[Stored items from a collection]
▽

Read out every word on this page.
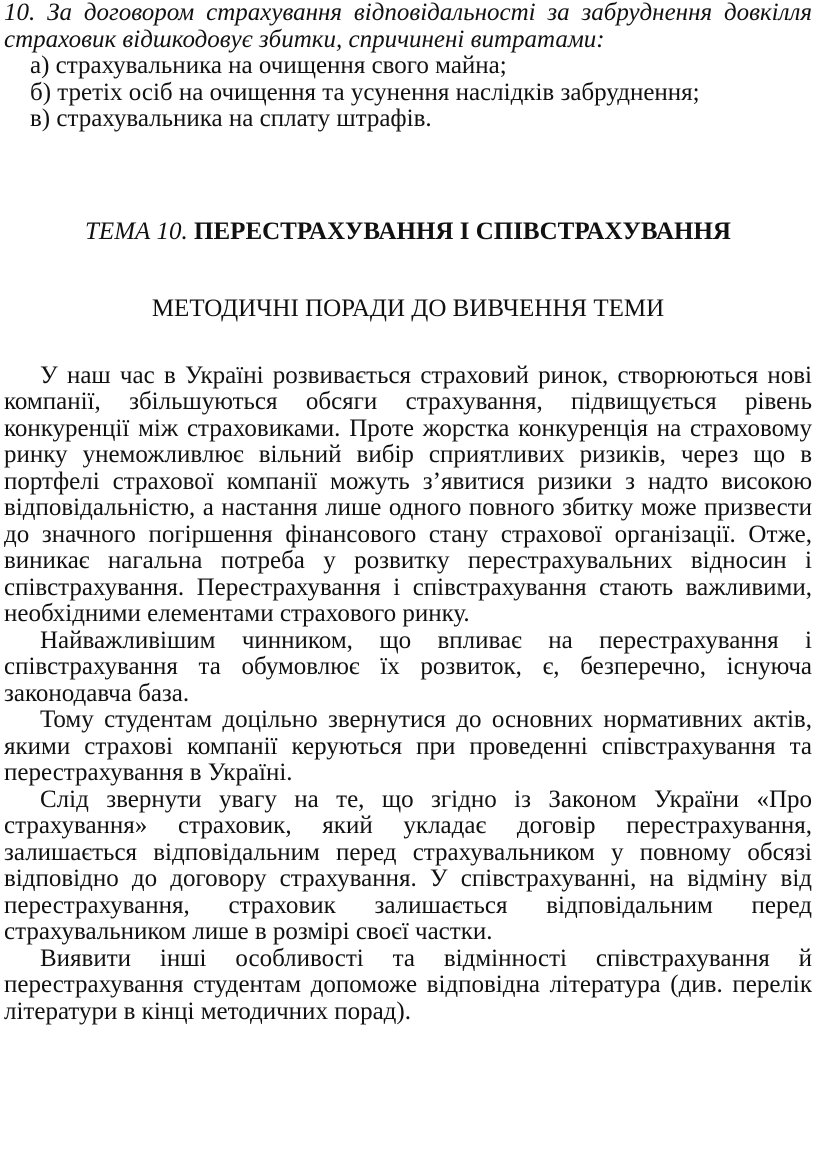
10. За договором страхування відповідальності за забруднення довкілля страховик відшкодовує збитки, спричинені витратами:

а) страхувальника на очищення свого майна;
б) третіх осіб на очищення та усунення наслідків забруднення;
в) страхувальника на сплату штрафів.
ТЕМА 10. ПЕРЕСТРАХУВАННЯ І СПІВСТРАХУВАННЯ
МЕТОДИЧНІ ПОРАДИ ДО ВИВЧЕННЯ ТЕМИ

У наш час в Україні розвивається страховий ринок, створюються нові компанії, збільшуються обсяги страхування, підвищується рівень конкуренції між страховиками. Проте жорстка конкуренція на страховому ринку унеможливлює вільний вибір сприятливих ризиків, через що в портфелі страхової компанії можуть з’явитися ризики з надто високою відповідальністю, а настання лише одного повного збитку може призвести до значного погіршення фінансового стану страхової організації. Отже, виникає нагальна потреба у розвитку перестрахувальних відносин і співстрахування. Перестрахування і співстрахування стають важливими, необхідними елементами страхового ринку.

Найважливішим чинником, що впливає на перестрахування і співстрахування та обумовлює їх розвиток, є, безперечно, існуюча законодавча база.

Тому студентам доцільно звернутися до основних нормативних актів, якими страхові компанії керуються при проведенні співстрахування та перестрахування в Україні.

Слід звернути увагу на те, що згідно із Законом України «Про страхування» страховик, який укладає договір перестрахування, залишається відповідальним перед страхувальником у повному обсязі відповідно до договору страхування. У співстрахуванні, на відміну від перестрахування, страховик залишається відповідальним перед страхувальником лише в розмірі своєї частки.

Виявити інші особливості та відмінності співстрахування й перестрахування студентам допоможе відповідна література (див. перелік літератури в кінці методичних порад).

△

**What is expected**: Only the number is needed here: how many lines of the records contain "лише"?

**Exercise solution**: 2